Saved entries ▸
>> START
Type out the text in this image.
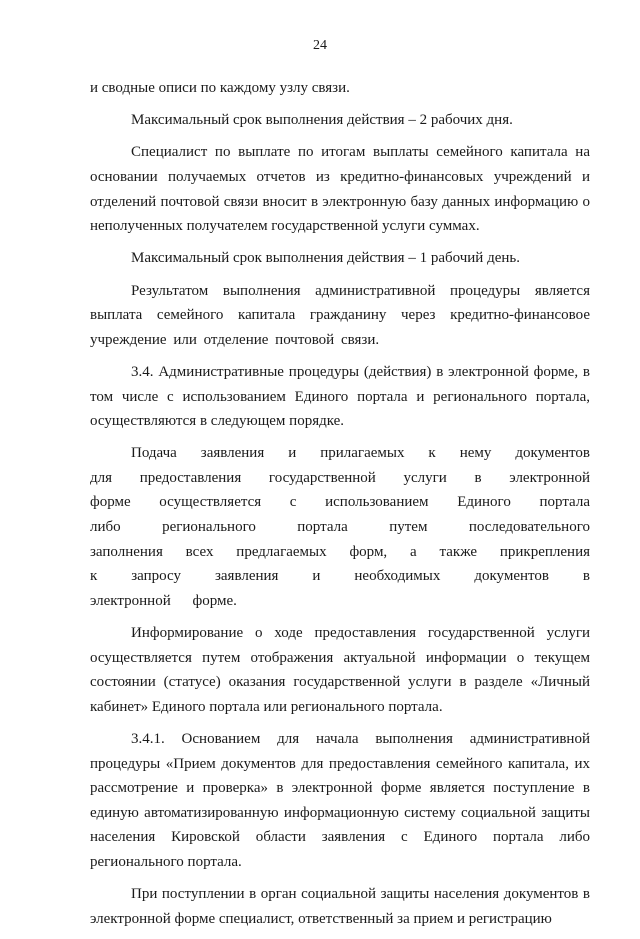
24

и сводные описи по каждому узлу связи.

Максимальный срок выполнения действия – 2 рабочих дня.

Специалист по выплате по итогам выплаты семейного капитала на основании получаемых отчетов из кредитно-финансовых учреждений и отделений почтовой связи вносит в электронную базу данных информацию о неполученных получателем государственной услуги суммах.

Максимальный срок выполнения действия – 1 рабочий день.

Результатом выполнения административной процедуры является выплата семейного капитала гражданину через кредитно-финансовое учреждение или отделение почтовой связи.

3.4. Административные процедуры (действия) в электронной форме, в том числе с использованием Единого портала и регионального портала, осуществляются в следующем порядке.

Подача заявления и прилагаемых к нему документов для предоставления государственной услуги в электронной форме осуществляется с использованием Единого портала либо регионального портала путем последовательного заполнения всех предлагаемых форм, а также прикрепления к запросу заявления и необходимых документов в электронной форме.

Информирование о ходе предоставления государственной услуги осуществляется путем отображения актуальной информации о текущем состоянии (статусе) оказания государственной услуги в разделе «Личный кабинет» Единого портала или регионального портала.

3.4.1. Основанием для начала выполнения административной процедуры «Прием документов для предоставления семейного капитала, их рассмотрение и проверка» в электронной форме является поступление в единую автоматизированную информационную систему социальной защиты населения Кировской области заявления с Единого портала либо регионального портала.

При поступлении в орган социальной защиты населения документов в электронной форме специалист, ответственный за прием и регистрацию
>> END
Request ▸ From the entries above, copy every line containing the word "Максимальный".

Task response ▸
Максимальный срок выполнения действия – 2 рабочих дня.
Максимальный срок выполнения действия – 1 рабочий день.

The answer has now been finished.